What the exercise asks
Will you print the material below without altering a single character?

Source records
====

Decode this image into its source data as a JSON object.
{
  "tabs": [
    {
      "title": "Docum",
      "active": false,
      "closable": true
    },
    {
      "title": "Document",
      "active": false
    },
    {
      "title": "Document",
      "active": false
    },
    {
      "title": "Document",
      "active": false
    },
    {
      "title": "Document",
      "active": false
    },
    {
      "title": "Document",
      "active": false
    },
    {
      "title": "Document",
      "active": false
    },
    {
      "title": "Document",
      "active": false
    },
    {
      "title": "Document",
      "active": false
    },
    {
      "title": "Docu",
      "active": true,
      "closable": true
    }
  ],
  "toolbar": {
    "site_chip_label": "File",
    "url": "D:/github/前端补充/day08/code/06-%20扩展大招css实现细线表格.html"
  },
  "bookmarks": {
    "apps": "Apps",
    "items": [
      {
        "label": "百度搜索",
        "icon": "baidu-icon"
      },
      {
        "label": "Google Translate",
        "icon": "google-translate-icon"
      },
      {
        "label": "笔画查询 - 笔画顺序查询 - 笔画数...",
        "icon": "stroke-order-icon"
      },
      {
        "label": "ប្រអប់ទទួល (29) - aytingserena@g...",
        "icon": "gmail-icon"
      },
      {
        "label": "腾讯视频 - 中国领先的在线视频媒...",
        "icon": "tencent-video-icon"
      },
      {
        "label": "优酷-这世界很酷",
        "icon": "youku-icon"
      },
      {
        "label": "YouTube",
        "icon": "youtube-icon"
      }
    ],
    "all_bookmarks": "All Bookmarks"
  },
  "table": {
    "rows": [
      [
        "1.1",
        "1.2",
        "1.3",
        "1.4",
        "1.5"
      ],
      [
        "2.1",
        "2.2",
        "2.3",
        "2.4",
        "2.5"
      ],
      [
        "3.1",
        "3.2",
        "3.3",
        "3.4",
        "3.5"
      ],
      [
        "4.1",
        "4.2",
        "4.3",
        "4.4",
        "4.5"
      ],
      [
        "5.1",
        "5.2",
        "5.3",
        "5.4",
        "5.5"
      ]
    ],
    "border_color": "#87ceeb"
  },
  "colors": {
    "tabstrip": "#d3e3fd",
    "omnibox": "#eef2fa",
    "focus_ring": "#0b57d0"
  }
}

====

Exercise response
Decode this image into its source data as a JSON object.
{
  "tabs": [
    {
      "title": "Docum",
      "active": false,
      "closable": true
    },
    {
      "title": "Document",
      "active": false
    },
    {
      "title": "Document",
      "active": false
    },
    {
      "title": "Document",
      "active": false
    },
    {
      "title": "Document",
      "active": false
    },
    {
      "title": "Document",
      "active": false
    },
    {
      "title": "Document",
      "active": false
    },
    {
      "title": "Document",
      "active": false
    },
    {
      "title": "Document",
      "active": false
    },
    {
      "title": "Docu",
      "active": true,
      "closable": true
    }
  ],
  "toolbar": {
    "site_chip_label": "File",
    "url": "D:/github/前端补充/day08/code/06-%20扩展大招css实现细线表格.html"
  },
  "bookmarks": {
    "apps": "Apps",
    "items": [
      {
        "label": "百度搜索",
        "icon": "baidu-icon"
      },
      {
        "label": "Google Translate",
        "icon": "google-translate-icon"
      },
      {
        "label": "笔画查询 - 笔画顺序查询 - 笔画数...",
        "icon": "stroke-order-icon"
      },
      {
        "label": "ប្រអប់ទទួល (29) - aytingserena@g...",
        "icon": "gmail-icon"
      },
      {
        "label": "腾讯视频 - 中国领先的在线视频媒...",
        "icon": "tencent-video-icon"
      },
      {
        "label": "优酷-这世界很酷",
        "icon": "youku-icon"
      },
      {
        "label": "YouTube",
        "icon": "youtube-icon"
      }
    ],
    "all_bookmarks": "All Bookmarks"
  },
  "table": {
    "rows": [
      [
        "1.1",
        "1.2",
        "1.3",
        "1.4",
        "1.5"
      ],
      [
        "2.1",
        "2.2",
        "2.3",
        "2.4",
        "2.5"
      ],
      [
        "3.1",
        "3.2",
        "3.3",
        "3.4",
        "3.5"
      ],
      [
        "4.1",
        "4.2",
        "4.3",
        "4.4",
        "4.5"
      ],
      [
        "5.1",
        "5.2",
        "5.3",
        "5.4",
        "5.5"
      ]
    ],
    "border_color": "#87ceeb"
  },
  "colors": {
    "tabstrip": "#d3e3fd",
    "omnibox": "#eef2fa",
    "focus_ring": "#0b57d0"
  }
}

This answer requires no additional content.